[START OF DATASET ROWS]

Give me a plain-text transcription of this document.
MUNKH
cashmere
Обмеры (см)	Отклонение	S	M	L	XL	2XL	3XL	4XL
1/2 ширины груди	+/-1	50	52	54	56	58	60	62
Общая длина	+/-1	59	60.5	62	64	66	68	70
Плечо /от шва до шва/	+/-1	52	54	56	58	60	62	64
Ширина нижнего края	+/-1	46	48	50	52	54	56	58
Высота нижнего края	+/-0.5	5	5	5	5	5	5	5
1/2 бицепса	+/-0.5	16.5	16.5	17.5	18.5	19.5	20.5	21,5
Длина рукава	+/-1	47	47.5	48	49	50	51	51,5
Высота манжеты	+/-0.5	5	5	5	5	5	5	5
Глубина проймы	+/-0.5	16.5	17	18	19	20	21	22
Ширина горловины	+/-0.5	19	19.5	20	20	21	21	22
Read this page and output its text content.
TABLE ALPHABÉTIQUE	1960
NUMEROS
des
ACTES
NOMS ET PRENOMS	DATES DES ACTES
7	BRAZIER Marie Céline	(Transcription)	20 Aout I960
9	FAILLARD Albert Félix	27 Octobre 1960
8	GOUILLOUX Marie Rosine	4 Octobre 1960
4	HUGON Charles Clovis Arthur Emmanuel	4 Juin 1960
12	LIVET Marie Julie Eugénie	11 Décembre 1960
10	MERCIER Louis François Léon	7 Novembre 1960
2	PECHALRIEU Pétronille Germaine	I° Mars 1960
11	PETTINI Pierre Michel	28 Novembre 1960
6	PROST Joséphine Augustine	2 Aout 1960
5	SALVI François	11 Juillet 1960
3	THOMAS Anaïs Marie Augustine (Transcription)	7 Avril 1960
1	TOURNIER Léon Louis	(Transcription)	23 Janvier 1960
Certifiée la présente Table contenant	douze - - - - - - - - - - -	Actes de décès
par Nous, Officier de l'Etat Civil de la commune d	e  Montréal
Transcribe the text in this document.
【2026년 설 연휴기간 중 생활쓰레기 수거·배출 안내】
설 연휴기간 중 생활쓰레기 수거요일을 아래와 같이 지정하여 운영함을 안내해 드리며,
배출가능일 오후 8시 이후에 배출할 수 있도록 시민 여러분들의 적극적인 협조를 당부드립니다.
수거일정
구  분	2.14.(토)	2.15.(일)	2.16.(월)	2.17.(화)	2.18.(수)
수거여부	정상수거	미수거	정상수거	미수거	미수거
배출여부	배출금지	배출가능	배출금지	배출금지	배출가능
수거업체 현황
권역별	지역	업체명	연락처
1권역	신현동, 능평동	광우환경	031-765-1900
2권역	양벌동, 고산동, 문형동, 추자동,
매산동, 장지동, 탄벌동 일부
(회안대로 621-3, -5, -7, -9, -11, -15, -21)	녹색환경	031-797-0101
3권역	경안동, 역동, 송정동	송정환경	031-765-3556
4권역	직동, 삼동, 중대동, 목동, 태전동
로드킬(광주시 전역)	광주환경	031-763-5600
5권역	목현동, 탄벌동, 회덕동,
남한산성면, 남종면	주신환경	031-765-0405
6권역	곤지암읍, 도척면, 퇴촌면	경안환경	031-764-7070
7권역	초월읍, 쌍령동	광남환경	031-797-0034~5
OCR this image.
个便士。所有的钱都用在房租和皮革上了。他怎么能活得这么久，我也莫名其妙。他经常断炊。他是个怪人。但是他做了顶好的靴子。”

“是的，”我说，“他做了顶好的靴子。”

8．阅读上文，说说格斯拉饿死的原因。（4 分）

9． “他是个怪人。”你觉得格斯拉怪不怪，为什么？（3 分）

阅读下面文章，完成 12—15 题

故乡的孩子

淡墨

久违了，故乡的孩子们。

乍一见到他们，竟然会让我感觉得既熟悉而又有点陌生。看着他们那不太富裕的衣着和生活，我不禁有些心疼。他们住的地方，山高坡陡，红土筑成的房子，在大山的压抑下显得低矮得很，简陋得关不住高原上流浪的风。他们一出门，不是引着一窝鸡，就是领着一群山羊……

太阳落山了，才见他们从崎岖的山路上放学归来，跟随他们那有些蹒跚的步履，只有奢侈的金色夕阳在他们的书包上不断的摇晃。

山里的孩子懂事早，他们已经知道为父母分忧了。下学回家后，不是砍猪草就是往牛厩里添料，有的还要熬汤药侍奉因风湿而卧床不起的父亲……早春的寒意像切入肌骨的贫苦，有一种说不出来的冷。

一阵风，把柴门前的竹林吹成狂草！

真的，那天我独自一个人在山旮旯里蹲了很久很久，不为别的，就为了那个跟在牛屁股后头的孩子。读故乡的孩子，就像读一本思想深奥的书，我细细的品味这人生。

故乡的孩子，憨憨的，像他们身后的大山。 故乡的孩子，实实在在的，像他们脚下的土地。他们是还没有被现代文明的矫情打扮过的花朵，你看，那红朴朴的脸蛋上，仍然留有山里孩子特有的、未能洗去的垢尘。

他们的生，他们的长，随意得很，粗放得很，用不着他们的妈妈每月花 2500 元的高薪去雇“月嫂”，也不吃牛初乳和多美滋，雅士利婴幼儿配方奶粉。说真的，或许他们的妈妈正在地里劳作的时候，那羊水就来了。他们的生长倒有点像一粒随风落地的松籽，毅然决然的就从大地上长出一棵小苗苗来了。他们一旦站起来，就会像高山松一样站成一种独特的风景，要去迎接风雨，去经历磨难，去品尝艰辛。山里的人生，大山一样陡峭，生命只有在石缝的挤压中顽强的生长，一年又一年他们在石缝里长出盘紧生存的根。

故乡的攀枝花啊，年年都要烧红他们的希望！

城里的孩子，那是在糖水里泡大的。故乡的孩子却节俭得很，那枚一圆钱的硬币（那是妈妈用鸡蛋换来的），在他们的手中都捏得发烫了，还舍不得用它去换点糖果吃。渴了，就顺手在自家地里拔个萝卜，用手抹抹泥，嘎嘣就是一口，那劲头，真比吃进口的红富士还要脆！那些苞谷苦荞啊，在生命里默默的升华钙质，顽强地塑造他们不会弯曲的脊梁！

[END OF DATASET ROWS]

**EXERCISE:**
Repeat only the lines from the one holding "OCR this image." through the last line of the data.

**RESPONSE TO THIS EXERCISE:**
OCR this image.
个便士。所有的钱都用在房租和皮革上了。他怎么能活得这么久，我也莫名其妙。他经常断炊。他是个怪人。但是他做了顶好的靴子。”

“是的，”我说，“他做了顶好的靴子。”

8．阅读上文，说说格斯拉饿死的原因。（4 分）

9． “他是个怪人。”你觉得格斯拉怪不怪，为什么？（3 分）

阅读下面文章，完成 12—15 题

故乡的孩子

淡墨

久违了，故乡的孩子们。

乍一见到他们，竟然会让我感觉得既熟悉而又有点陌生。看着他们那不太富裕的衣着和生活，我不禁有些心疼。他们住的地方，山高坡陡，红土筑成的房子，在大山的压抑下显得低矮得很，简陋得关不住高原上流浪的风。他们一出门，不是引着一窝鸡，就是领着一群山羊……

太阳落山了，才见他们从崎岖的山路上放学归来，跟随他们那有些蹒跚的步履，只有奢侈的金色夕阳在他们的书包上不断的摇晃。

山里的孩子懂事早，他们已经知道为父母分忧了。下学回家后，不是砍猪草就是往牛厩里添料，有的还要熬汤药侍奉因风湿而卧床不起的父亲……早春的寒意像切入肌骨的贫苦，有一种说不出来的冷。

一阵风，把柴门前的竹林吹成狂草！

真的，那天我独自一个人在山旮旯里蹲了很久很久，不为别的，就为了那个跟在牛屁股后头的孩子。读故乡的孩子，就像读一本思想深奥的书，我细细的品味这人生。

故乡的孩子，憨憨的，像他们身后的大山。 故乡的孩子，实实在在的，像他们脚下的土地。他们是还没有被现代文明的矫情打扮过的花朵，你看，那红朴朴的脸蛋上，仍然留有山里孩子特有的、未能洗去的垢尘。

他们的生，他们的长，随意得很，粗放得很，用不着他们的妈妈每月花 2500 元的高薪去雇“月嫂”，也不吃牛初乳和多美滋，雅士利婴幼儿配方奶粉。说真的，或许他们的妈妈正在地里劳作的时候，那羊水就来了。他们的生长倒有点像一粒随风落地的松籽，毅然决然的就从大地上长出一棵小苗苗来了。他们一旦站起来，就会像高山松一样站成一种独特的风景，要去迎接风雨，去经历磨难，去品尝艰辛。山里的人生，大山一样陡峭，生命只有在石缝的挤压中顽强的生长，一年又一年他们在石缝里长出盘紧生存的根。

故乡的攀枝花啊，年年都要烧红他们的希望！

城里的孩子，那是在糖水里泡大的。故乡的孩子却节俭得很，那枚一圆钱的硬币（那是妈妈用鸡蛋换来的），在他们的手中都捏得发烫了，还舍不得用它去换点糖果吃。渴了，就顺手在自家地里拔个萝卜，用手抹抹泥，嘎嘣就是一口，那劲头，真比吃进口的红富士还要脆！那些苞谷苦荞啊，在生命里默默的升华钙质，顽强地塑造他们不会弯曲的脊梁！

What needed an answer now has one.